━━━━━ INPUT RECORDS ━━━━━
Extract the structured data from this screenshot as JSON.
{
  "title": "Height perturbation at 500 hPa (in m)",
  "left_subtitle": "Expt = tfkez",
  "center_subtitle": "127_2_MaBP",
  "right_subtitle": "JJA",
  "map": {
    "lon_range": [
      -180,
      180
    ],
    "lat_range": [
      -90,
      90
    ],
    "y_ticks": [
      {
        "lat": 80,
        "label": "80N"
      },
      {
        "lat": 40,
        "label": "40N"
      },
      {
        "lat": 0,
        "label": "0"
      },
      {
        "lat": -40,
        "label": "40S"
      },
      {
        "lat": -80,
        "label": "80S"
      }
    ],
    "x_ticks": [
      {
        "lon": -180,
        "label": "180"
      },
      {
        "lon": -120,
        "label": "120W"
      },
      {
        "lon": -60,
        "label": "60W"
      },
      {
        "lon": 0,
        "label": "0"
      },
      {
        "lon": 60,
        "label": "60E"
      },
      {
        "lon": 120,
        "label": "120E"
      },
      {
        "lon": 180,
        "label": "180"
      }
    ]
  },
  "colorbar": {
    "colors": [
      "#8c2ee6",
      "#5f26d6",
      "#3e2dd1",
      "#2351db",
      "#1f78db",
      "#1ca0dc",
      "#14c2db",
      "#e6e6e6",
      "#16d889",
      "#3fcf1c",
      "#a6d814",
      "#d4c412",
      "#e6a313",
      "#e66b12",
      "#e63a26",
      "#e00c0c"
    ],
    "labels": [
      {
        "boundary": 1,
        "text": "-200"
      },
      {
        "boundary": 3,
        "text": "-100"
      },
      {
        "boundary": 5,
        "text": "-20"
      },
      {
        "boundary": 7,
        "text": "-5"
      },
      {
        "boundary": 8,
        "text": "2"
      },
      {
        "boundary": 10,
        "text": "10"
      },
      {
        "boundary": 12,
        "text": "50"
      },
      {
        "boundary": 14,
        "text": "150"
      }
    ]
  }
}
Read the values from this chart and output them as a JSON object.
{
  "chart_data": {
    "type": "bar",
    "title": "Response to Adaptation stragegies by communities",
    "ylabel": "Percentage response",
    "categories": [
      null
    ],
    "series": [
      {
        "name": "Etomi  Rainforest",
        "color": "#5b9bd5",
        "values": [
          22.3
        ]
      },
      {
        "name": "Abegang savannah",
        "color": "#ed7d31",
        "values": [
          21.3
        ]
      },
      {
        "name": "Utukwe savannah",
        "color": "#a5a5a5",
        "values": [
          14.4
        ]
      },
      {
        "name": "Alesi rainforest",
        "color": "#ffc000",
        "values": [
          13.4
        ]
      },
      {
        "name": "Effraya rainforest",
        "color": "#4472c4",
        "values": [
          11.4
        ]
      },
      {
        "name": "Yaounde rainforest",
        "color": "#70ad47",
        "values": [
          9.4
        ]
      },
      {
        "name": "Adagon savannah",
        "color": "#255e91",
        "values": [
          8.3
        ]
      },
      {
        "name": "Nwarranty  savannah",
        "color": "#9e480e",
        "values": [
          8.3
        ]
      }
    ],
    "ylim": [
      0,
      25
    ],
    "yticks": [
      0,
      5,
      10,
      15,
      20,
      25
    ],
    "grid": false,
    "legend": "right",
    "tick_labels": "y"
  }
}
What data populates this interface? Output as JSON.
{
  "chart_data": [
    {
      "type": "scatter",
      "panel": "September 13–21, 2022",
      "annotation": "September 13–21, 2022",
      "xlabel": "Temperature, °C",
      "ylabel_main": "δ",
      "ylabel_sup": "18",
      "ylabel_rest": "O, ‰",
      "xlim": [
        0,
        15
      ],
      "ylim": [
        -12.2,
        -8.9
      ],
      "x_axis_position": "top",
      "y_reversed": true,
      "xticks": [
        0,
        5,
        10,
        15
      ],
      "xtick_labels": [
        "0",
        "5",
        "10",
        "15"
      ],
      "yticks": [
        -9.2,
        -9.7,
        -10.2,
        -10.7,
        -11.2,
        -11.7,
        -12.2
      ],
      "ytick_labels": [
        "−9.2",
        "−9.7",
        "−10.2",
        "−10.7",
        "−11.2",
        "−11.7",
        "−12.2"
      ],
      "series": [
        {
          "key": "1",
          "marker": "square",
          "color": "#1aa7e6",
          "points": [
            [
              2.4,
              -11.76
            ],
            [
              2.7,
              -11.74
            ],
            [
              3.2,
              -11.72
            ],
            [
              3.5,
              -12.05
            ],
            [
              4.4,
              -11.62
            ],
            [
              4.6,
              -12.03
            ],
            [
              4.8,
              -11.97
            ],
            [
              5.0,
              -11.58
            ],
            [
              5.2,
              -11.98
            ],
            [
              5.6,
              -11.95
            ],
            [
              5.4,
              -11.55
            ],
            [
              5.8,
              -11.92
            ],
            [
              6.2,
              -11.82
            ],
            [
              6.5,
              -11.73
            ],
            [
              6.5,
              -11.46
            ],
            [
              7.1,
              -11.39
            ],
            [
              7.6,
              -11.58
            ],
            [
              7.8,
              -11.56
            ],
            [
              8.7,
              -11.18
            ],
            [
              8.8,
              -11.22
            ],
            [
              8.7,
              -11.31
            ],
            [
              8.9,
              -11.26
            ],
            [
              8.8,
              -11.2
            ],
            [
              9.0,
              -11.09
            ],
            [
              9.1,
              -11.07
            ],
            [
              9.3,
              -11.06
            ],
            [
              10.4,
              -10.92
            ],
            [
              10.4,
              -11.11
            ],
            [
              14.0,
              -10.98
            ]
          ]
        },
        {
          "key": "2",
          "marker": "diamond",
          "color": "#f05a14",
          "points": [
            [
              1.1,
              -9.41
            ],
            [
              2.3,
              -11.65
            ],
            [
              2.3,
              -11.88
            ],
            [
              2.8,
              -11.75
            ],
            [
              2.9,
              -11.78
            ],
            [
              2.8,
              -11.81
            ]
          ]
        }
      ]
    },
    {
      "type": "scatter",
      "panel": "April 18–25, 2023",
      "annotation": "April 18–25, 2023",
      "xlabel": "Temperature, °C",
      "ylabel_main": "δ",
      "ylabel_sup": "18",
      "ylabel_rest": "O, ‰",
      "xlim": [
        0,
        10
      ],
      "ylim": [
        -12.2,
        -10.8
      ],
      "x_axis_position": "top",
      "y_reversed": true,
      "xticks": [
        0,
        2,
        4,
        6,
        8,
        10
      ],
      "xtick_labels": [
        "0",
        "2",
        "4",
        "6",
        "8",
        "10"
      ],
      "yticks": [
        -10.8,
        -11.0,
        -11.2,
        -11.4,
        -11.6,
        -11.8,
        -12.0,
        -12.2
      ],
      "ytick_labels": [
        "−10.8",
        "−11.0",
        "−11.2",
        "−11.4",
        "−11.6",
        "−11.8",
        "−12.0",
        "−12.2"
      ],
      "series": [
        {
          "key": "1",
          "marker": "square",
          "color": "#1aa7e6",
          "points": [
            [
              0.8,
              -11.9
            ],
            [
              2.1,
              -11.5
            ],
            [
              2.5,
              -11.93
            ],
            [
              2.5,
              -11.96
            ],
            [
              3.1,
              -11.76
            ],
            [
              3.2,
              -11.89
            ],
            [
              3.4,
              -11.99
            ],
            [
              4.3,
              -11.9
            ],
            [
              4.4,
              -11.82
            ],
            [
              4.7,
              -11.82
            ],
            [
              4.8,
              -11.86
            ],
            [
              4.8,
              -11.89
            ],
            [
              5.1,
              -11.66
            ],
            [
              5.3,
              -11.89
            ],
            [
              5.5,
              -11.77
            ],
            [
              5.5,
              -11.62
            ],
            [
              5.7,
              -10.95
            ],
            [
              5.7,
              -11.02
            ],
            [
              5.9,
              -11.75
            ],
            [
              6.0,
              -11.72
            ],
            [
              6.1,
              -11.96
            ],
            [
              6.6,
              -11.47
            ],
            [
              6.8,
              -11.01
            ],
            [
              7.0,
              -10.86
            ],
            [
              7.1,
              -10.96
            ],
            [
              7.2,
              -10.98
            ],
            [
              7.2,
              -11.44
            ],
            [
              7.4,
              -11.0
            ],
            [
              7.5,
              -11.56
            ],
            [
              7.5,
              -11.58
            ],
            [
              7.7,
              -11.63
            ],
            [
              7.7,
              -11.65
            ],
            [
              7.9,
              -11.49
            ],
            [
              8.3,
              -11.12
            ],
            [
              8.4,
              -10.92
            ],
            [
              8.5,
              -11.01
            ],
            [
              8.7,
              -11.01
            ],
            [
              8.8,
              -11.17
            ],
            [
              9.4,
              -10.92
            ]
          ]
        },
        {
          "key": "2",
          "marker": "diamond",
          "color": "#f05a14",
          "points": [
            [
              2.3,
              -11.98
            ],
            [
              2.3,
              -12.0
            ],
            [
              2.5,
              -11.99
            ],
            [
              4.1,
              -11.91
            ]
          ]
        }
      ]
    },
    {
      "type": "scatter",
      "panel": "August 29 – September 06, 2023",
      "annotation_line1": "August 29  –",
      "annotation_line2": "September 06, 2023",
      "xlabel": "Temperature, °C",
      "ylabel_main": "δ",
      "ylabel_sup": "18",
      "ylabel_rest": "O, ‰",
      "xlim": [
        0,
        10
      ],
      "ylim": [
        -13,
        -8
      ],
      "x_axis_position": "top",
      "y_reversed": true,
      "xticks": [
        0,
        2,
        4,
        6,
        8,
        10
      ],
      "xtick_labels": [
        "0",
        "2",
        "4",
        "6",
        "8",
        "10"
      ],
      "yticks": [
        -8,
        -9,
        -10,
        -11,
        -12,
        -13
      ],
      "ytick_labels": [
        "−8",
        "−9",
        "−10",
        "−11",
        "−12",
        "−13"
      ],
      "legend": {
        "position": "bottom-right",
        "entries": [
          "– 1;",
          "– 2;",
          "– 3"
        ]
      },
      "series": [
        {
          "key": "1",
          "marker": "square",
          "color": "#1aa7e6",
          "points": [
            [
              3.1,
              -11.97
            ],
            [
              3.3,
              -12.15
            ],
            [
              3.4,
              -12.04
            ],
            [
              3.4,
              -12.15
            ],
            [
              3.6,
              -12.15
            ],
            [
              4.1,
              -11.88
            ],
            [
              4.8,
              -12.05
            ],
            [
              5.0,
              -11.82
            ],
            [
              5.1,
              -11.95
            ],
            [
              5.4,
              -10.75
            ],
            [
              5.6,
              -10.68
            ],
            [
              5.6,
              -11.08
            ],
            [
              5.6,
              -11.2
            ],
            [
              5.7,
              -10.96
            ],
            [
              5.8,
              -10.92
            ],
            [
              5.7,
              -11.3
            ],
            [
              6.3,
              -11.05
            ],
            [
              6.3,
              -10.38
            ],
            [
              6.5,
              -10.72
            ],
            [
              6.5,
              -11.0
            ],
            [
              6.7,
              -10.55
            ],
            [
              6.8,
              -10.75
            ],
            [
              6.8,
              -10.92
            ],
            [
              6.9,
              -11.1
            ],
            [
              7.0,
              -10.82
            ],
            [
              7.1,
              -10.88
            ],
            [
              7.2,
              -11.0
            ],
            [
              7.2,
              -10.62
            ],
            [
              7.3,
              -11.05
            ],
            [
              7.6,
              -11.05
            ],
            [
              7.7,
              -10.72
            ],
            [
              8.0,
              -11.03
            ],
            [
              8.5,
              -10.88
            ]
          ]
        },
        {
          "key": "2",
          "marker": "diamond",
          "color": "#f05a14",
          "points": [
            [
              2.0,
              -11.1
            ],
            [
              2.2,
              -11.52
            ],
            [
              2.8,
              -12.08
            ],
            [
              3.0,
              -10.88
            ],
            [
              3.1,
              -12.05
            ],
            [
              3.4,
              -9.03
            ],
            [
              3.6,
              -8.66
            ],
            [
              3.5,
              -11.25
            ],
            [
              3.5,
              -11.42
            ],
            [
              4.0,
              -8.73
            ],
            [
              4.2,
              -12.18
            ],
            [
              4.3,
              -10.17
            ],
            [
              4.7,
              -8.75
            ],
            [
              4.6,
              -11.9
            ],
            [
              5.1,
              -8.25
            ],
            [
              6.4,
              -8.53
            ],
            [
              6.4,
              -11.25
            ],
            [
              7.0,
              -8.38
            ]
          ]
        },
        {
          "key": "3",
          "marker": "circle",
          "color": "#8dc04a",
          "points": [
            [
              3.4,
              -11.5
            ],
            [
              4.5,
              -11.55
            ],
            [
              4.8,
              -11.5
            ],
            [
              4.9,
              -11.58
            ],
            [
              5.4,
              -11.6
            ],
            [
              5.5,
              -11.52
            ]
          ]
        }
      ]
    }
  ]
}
━━━━━
Every line of the records that includes the word "boundary" should be gathered.

        "boundary": 1,
        "boundary": 3,
        "boundary": 5,
        "boundary": 7,
        "boundary": 8,
        "boundary": 10,
        "boundary": 12,
        "boundary": 14,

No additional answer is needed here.